Text to read
Remember when we told you that the Pepsi-Cola sign was finally going to be reviewed for landmark status from the Landmark Preservation Commission?
It looks like they too love the vintage advertorial staple of Long Island City, as they have officially granted it NYC landmark status.
According to The New York Times, the Pepsi-Cola sign was officially under consideration for landmark status for 28 years, though was only officially named a landmark on Tuesday.
The Pepsi-Cola sign was originally located atop the Pepsi bottling plant along the East River. Though it appeared in 1940, it was reconstructed in 1993 after it sustained heavy damage in a nor'easter in December of 1992.
After the PepsiCo bottling plant closed in 1999, the sign moved to various spaces along the East River, until it finally found its current resting place in 2009, atop 4610 Center Blvd. in Long Island City.
The Pepsi-Cola sign sparked controversy as to whether or not an advertisement or billboard should be able to obtain landmark status, potentially giving an advantage to a brand that is currently in operation.
The sign also had to work around issues with the fact that the building that it currently rests on is too young to receive landmark status, and the fact that it is not the original sign (due to the reconstruction in 1993).

Given request
Answer these questions from the piece on the Pepsi-Cola sign.
1. For how many years was the sign under consideration for landmark status?
2. In what year was the sign reconstructed after nor'easter damage?
3. In what year did the sign reach its current place atop 4610 Center Blvd.?

Information given
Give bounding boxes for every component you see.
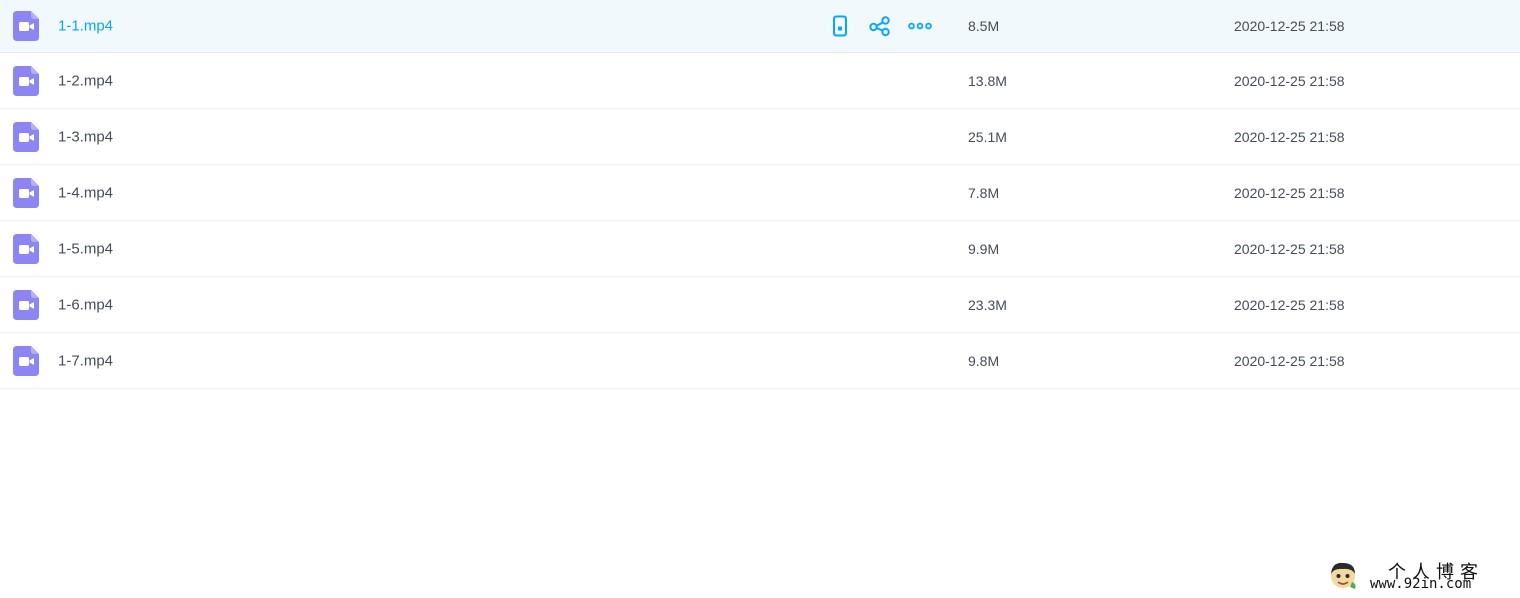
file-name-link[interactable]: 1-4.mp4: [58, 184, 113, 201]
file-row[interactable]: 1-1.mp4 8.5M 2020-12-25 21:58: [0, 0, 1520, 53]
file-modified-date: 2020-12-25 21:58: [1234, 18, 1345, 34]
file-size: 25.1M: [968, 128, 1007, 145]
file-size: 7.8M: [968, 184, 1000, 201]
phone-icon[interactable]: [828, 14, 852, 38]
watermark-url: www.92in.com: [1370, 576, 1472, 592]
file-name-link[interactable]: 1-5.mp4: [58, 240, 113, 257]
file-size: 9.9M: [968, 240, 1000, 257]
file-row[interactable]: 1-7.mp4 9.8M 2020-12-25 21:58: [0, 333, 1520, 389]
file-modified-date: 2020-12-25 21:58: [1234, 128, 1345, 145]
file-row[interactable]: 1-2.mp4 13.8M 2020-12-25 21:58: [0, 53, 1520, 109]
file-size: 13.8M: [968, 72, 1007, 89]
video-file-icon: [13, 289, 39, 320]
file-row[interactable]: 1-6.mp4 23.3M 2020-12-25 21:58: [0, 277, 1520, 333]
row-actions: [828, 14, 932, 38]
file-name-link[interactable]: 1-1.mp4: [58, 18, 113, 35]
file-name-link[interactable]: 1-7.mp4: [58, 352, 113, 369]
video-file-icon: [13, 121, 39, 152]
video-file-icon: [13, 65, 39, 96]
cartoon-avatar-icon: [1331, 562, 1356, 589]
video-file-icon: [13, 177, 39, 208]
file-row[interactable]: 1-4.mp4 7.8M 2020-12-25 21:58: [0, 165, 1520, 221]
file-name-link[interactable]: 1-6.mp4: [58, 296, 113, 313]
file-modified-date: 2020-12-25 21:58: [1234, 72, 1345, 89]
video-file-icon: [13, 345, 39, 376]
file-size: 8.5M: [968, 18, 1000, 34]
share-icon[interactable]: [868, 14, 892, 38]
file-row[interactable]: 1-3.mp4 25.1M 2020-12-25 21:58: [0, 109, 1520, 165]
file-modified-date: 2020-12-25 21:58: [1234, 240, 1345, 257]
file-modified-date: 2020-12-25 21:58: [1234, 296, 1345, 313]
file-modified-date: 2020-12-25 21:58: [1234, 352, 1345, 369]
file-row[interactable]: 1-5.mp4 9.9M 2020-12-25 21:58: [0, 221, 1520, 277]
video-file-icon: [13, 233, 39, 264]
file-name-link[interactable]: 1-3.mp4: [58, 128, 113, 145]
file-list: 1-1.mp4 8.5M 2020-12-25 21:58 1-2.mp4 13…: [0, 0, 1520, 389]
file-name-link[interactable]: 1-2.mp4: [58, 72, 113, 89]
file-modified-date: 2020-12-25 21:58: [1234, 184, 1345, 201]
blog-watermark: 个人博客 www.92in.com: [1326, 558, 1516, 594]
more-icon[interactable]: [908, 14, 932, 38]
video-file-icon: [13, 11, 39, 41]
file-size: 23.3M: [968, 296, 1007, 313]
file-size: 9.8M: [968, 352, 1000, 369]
--
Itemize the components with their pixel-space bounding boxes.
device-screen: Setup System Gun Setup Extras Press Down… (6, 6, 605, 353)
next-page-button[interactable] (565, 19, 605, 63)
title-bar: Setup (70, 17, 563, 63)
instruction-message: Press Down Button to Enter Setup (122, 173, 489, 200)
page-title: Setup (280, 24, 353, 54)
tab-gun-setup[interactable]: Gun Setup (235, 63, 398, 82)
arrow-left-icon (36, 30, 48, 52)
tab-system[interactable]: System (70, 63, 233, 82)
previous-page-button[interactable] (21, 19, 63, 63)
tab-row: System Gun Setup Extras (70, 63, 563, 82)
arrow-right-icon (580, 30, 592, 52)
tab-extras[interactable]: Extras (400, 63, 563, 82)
...
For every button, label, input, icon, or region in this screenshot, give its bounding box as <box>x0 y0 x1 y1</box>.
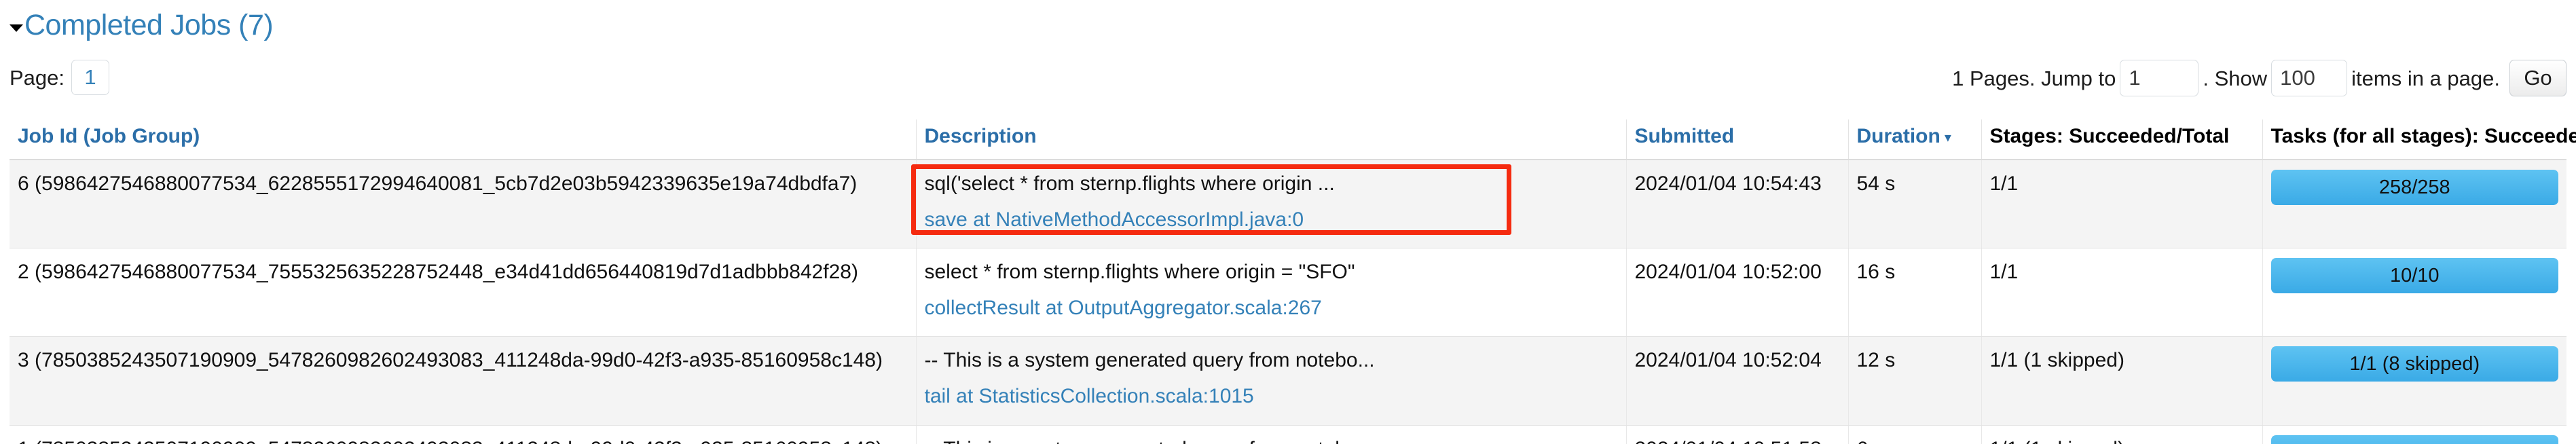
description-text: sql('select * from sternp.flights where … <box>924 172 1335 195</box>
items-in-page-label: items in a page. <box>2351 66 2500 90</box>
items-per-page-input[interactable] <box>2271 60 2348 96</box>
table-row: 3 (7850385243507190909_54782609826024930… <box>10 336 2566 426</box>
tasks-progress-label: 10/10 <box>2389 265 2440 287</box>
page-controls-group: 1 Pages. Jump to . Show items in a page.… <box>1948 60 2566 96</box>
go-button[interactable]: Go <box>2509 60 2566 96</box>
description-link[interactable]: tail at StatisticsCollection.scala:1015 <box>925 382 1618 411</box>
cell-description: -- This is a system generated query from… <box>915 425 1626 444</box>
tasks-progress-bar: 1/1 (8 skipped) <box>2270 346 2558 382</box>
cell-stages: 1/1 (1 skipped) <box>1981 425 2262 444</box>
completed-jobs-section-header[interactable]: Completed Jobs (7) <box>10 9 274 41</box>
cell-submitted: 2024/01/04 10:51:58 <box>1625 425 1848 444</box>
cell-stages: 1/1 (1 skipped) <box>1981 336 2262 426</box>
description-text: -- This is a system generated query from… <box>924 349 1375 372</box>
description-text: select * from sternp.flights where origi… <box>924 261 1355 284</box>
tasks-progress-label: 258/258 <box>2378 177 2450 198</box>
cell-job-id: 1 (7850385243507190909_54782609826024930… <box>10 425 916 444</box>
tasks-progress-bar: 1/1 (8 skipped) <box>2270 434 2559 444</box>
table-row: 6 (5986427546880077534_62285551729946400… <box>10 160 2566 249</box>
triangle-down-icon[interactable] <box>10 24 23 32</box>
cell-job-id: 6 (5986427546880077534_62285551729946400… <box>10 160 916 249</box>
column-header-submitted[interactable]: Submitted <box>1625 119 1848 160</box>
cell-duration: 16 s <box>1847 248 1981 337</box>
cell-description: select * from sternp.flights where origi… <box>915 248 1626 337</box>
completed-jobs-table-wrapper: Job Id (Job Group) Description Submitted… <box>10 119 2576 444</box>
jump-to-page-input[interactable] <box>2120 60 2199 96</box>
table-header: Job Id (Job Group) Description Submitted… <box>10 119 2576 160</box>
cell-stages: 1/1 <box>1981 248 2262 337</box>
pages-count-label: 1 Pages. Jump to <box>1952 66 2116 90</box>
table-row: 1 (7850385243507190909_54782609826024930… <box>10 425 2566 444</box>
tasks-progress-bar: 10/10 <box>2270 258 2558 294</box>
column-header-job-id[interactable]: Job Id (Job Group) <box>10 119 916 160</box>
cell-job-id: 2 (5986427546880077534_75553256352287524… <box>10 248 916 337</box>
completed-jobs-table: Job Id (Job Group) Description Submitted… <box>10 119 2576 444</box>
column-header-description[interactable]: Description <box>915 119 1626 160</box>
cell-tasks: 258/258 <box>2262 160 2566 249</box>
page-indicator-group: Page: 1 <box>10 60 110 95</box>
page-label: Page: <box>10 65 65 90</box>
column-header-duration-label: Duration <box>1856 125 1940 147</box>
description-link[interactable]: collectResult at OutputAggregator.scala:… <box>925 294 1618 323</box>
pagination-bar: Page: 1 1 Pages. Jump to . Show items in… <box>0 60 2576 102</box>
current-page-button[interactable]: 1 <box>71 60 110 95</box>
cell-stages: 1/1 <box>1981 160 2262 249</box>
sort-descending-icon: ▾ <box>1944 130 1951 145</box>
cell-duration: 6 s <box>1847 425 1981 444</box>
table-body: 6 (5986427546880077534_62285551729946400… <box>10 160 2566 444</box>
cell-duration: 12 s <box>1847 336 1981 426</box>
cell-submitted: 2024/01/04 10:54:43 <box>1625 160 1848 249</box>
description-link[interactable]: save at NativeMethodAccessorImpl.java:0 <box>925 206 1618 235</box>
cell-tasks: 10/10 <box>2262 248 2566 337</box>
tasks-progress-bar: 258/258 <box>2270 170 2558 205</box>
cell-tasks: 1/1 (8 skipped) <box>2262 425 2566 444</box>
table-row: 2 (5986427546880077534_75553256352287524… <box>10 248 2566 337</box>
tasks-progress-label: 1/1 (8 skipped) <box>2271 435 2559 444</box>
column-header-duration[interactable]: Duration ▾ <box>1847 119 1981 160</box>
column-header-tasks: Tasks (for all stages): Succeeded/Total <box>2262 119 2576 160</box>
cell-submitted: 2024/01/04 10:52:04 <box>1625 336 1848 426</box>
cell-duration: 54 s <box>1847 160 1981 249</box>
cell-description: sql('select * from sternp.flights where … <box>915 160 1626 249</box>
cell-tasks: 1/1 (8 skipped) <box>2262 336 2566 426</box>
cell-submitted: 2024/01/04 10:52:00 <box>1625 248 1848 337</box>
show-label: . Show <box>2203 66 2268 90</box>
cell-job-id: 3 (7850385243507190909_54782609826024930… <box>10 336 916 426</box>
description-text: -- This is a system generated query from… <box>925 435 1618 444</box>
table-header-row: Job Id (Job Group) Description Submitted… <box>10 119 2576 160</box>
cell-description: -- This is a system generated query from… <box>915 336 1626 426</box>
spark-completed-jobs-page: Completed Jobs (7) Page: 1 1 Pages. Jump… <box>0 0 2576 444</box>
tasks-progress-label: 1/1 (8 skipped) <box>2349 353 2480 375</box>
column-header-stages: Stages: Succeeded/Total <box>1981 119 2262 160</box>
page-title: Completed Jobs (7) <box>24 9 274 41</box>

Written solution
1. 28 years
2. 1993
3. 2009